======== DOCUMENT EXTRACT ========

Although a preliminary analysis, this description clearly shows the challenge for the quasi-four-level Nd-vanadate system, when accounting for ETU. Furthermore, the pump power density to achieve threshold for the 0.9 µm transition would introduce a strong temperature rise and thermo-optical aberrations, increasing the cavity losses even further with negative feedback implications. Additionally, for quasi-four-level operation with the vanadate hosts, the extreme gain at 1 µm will provide a further challenge through gain depletion caused by the strong ASE.

4.3. Conclusions

In conclusion, we have presented a general way of determining with high confidence the dopingion concentration in a sample of known absorption cross section spectrum, and have undertaken a detailed study of the temperature dependence of the polarised absorption cross section for Nd:YVO₄ and Nd:GdVO₄. Furthermore, we have performed automated z-scan measurements for 0.5 at.% and 1.0 at.% nominal doping-levels of the respective samples, finding that the ETU coefficient decreases with increasing temperature and decreasing doping level. This data and the available emission cross section data has allowed us to estimate the laser threshold pump power for a simple cavity, highlighting the challenges for quasi-four-level laser operation, dramatically enhanced by the effects of ETU. As is generally empirically known these results reaffirm the advantage in the use of low-dopant concentration samples in order to minimise deleterious thermal effects and optimise laser performance. Moreover, operation at elevated temperatures will have little impact for Nd:vanadate lasers operating at 1 µm.

======== DATA PROVIDED ========

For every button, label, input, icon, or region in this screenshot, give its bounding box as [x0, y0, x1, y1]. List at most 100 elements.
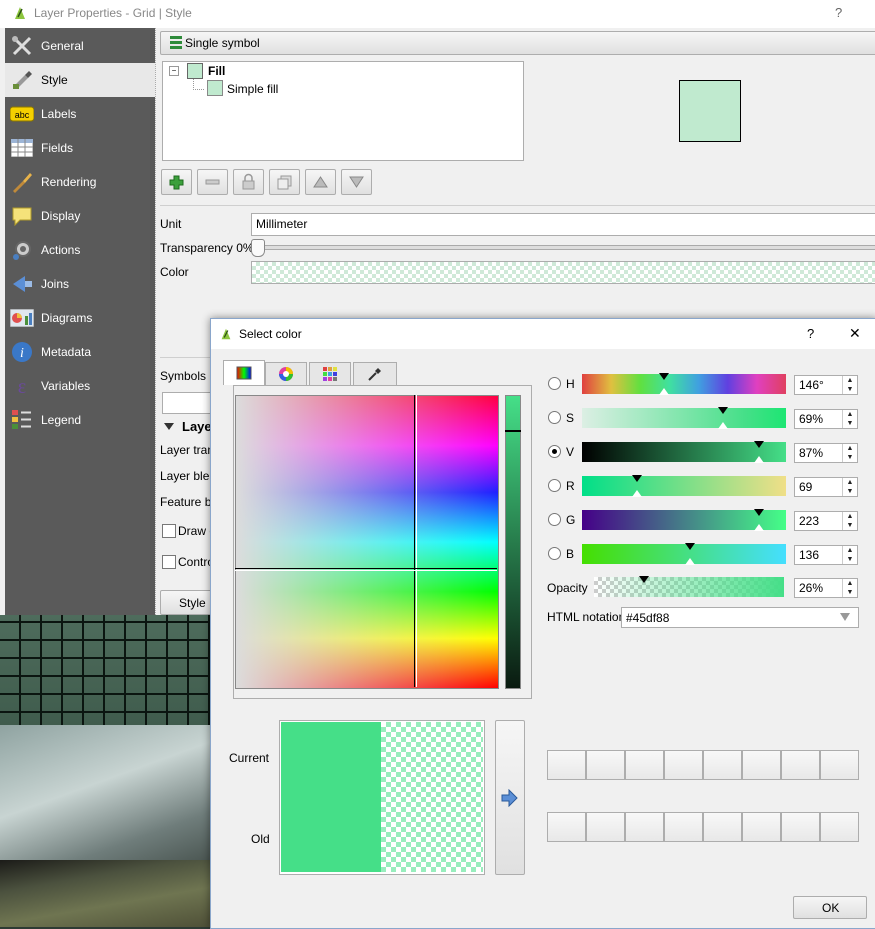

========

■ WORK TO COMPLETE ■
Summarize the Nd-vanadate laser passage in two sentences.

■ THE COMPLETED TASK ■
Temperature-dependent polarized absorption cross sections were studied for Nd:YVO₄ and Nd:GdVO₄, and automated z-scan measurements at 0.5 at.% and 1.0 at.% nominal doping showed that the ETU coefficient decreases with rising temperature and falling doping level. Laser threshold estimates for a simple cavity show that quasi-four-level operation is made much harder by ETU, by heating and thermo-optical aberrations at the pump density needed for the 0.9 µm transition, and by gain depletion from strong ASE at 1 µm, so the results confirm the advantage of low dopant concentrations.